__DIRECTIVE__: Keep only the lines that hold the string "name", filtering out the rest of the entries below.

----- DATA SHOWN

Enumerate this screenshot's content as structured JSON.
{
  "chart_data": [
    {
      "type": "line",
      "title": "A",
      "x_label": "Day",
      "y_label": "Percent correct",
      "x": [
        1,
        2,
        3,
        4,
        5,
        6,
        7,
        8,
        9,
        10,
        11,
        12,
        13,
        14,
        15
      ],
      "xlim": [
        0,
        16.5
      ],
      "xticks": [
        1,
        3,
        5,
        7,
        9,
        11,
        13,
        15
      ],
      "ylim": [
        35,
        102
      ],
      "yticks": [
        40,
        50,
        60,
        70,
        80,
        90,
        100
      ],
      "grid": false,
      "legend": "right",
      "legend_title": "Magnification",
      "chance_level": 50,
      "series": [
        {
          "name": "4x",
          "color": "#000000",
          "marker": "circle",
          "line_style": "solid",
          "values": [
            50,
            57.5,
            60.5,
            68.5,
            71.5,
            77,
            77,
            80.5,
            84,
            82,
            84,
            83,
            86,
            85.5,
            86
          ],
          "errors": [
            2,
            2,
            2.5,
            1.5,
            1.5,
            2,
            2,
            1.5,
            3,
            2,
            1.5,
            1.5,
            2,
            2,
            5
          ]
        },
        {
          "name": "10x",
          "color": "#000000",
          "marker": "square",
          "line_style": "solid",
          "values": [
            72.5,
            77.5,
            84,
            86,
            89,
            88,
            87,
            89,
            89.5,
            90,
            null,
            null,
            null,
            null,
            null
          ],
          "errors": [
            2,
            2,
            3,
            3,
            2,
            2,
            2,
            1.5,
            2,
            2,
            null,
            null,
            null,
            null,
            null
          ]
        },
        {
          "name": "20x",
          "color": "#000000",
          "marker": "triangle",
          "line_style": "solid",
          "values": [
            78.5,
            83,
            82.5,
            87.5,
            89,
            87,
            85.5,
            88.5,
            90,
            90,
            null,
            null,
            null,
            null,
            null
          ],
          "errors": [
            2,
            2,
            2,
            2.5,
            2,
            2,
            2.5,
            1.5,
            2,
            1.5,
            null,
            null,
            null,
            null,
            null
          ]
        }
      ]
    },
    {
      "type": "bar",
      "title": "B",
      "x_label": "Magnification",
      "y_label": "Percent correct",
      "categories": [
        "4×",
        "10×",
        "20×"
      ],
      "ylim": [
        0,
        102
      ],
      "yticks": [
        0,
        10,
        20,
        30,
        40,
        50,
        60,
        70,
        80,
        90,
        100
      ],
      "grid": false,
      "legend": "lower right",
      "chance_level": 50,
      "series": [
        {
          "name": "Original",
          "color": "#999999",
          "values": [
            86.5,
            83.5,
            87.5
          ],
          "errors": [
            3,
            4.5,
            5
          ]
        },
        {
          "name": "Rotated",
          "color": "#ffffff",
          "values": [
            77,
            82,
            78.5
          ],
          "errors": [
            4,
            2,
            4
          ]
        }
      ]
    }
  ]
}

----------

__TASK RESPONSE__:
          "name": "4x",
          "name": "10x",
          "name": "20x",
          "name": "Original",
          "name": "Rotated",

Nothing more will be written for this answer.